Recorded data
begin

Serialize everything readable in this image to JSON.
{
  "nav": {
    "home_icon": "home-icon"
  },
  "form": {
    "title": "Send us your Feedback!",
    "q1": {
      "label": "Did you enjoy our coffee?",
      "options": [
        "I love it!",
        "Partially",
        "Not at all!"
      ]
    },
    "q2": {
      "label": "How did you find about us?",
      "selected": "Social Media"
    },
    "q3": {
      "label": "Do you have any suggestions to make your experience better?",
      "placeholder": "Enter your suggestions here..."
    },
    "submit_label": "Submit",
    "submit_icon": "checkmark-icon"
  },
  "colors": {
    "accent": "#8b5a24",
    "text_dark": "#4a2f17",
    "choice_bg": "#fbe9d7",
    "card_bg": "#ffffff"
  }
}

end

Write out the data exactly as it stands.

#### The answer:
Serialize everything readable in this image to JSON.
{
  "nav": {
    "home_icon": "home-icon"
  },
  "form": {
    "title": "Send us your Feedback!",
    "q1": {
      "label": "Did you enjoy our coffee?",
      "options": [
        "I love it!",
        "Partially",
        "Not at all!"
      ]
    },
    "q2": {
      "label": "How did you find about us?",
      "selected": "Social Media"
    },
    "q3": {
      "label": "Do you have any suggestions to make your experience better?",
      "placeholder": "Enter your suggestions here..."
    },
    "submit_label": "Submit",
    "submit_icon": "checkmark-icon"
  },
  "colors": {
    "accent": "#8b5a24",
    "text_dark": "#4a2f17",
    "choice_bg": "#fbe9d7",
    "card_bg": "#ffffff"
  }
}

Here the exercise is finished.